-- Start of Stored rows --
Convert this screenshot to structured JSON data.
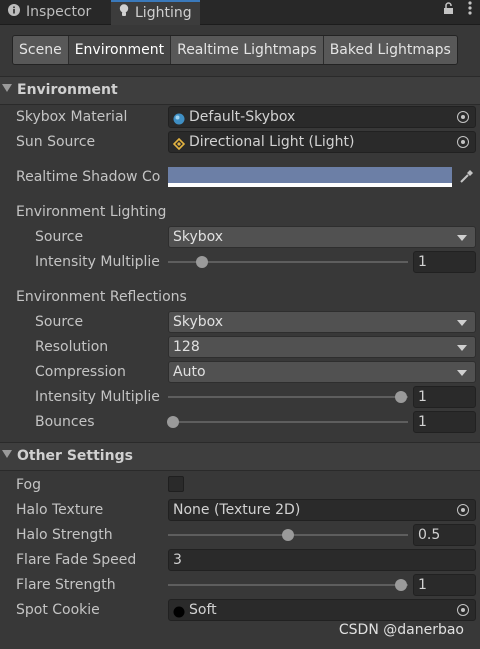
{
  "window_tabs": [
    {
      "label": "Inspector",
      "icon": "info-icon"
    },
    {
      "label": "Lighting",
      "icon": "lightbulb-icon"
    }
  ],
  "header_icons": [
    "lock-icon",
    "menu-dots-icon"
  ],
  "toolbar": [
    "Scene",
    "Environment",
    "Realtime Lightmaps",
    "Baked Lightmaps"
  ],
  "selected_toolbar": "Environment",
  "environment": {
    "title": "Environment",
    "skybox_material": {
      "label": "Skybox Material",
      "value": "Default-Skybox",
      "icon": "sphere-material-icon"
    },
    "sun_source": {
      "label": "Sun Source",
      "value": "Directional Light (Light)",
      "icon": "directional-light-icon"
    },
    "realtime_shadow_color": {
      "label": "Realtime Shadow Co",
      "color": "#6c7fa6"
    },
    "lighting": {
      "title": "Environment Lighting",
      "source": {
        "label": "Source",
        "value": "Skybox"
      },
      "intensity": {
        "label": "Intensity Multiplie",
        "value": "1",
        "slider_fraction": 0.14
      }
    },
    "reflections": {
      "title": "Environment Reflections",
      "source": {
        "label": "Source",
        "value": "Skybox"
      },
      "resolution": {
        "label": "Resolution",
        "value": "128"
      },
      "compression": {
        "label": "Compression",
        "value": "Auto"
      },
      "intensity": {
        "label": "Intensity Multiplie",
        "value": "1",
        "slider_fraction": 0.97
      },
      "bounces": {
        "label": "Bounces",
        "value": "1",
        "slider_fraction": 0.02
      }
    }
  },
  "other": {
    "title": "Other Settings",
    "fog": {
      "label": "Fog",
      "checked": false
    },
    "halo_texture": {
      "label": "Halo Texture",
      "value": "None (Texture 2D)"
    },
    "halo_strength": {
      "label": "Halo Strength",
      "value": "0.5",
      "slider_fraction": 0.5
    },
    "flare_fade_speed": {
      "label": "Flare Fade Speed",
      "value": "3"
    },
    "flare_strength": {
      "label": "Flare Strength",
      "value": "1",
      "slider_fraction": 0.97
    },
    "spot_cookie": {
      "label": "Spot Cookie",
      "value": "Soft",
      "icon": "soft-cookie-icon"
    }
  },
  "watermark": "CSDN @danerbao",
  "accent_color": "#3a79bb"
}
-- End of Stored rows --
-- Start of Stored rows --
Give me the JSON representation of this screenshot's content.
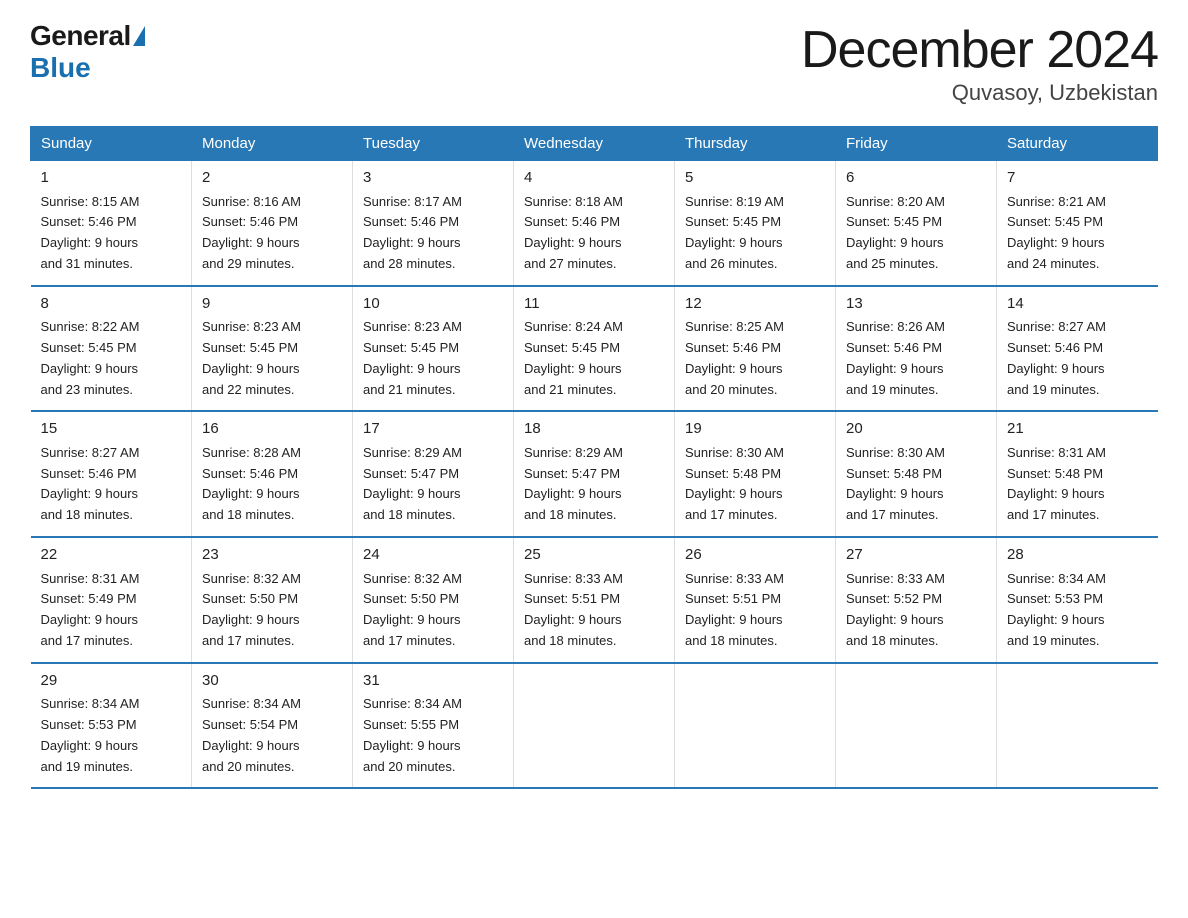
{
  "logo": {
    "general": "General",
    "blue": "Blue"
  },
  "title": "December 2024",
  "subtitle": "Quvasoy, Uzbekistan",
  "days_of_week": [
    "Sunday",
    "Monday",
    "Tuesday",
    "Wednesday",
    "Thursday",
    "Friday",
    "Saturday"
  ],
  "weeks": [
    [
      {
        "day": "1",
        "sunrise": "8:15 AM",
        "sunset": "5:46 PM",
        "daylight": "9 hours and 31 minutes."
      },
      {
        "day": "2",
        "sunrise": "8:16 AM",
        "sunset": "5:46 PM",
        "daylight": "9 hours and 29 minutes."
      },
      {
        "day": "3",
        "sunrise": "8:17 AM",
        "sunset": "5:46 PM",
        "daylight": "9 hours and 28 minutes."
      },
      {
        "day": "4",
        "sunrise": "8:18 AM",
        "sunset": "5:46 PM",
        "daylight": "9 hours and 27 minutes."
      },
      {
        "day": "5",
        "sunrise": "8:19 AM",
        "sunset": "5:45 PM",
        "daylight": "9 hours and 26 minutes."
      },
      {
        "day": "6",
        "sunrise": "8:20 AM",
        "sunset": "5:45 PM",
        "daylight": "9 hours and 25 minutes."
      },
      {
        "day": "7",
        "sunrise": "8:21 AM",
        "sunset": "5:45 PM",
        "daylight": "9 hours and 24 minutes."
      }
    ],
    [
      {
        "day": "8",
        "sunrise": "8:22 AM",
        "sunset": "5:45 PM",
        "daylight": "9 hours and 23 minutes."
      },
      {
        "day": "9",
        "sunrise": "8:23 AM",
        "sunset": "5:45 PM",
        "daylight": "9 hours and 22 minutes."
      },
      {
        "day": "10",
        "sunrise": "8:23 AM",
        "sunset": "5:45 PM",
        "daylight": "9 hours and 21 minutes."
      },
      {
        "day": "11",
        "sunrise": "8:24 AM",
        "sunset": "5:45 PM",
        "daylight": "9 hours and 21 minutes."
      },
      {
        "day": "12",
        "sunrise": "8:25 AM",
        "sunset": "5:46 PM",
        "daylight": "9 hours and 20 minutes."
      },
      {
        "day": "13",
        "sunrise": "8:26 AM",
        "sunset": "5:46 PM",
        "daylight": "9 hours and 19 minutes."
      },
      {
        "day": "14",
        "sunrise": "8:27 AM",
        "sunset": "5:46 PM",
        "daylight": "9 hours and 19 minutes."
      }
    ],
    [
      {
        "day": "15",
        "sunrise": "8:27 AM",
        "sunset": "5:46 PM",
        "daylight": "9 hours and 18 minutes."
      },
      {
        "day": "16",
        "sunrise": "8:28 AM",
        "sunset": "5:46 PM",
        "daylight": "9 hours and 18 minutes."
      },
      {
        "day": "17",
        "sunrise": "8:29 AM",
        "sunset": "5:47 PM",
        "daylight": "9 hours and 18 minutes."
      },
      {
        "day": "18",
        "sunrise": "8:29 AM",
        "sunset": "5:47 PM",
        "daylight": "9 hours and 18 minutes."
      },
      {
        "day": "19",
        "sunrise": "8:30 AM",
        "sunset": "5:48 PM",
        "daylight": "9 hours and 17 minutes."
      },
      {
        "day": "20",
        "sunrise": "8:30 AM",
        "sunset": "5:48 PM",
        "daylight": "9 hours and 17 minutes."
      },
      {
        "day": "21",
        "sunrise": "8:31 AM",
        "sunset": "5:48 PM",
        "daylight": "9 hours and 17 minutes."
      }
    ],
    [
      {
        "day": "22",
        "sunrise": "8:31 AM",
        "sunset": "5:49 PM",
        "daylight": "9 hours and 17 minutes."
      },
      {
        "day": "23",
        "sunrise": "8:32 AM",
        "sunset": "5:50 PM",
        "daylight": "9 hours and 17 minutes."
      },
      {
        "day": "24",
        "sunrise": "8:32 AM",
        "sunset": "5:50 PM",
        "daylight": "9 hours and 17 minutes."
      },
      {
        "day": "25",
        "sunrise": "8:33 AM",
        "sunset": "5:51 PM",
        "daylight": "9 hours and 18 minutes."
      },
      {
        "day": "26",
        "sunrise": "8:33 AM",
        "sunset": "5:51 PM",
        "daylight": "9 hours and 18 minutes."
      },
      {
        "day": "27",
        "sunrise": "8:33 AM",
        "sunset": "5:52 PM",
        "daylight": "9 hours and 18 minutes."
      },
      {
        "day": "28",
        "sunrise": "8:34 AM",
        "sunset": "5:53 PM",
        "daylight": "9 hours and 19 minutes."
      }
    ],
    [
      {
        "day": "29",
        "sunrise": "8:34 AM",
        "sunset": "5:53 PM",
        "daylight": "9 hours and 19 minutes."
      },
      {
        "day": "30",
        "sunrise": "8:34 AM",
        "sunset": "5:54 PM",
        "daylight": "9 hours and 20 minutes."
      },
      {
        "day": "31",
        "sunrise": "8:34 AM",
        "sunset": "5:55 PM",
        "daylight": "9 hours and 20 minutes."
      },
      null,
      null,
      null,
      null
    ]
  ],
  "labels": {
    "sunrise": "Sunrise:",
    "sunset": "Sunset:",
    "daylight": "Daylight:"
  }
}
-- End of Stored rows --
-- Start of Stored rows --
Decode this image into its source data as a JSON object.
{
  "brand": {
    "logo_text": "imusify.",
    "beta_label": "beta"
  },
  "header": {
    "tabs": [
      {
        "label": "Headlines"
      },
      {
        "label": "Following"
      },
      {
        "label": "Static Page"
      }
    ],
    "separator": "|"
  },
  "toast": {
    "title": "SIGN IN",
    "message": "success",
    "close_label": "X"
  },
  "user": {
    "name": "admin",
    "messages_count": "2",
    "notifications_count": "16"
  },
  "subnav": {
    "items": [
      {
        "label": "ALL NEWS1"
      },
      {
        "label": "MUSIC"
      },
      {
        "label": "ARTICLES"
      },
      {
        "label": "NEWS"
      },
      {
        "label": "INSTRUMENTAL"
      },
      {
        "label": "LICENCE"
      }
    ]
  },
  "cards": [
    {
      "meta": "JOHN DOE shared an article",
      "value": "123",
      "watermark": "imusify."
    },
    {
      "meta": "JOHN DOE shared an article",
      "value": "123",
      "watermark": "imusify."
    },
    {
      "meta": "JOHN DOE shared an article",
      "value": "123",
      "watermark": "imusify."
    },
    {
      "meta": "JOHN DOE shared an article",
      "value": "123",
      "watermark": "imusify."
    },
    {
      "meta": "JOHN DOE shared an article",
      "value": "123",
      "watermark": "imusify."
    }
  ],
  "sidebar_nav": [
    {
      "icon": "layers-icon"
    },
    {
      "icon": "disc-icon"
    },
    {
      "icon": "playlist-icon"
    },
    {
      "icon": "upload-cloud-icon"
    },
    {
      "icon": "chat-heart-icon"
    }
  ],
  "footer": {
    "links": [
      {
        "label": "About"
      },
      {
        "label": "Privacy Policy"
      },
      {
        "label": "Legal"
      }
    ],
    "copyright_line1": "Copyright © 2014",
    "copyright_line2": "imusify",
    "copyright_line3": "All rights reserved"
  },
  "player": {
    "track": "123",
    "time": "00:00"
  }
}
-- End of Stored rows --
Short exercise>
Report every line in the data above in which the word "JSON" appears.

Written response>
Convert this screenshot to structured JSON data.
Give me the JSON representation of this screenshot's content.
Decode this image into its source data as a JSON object.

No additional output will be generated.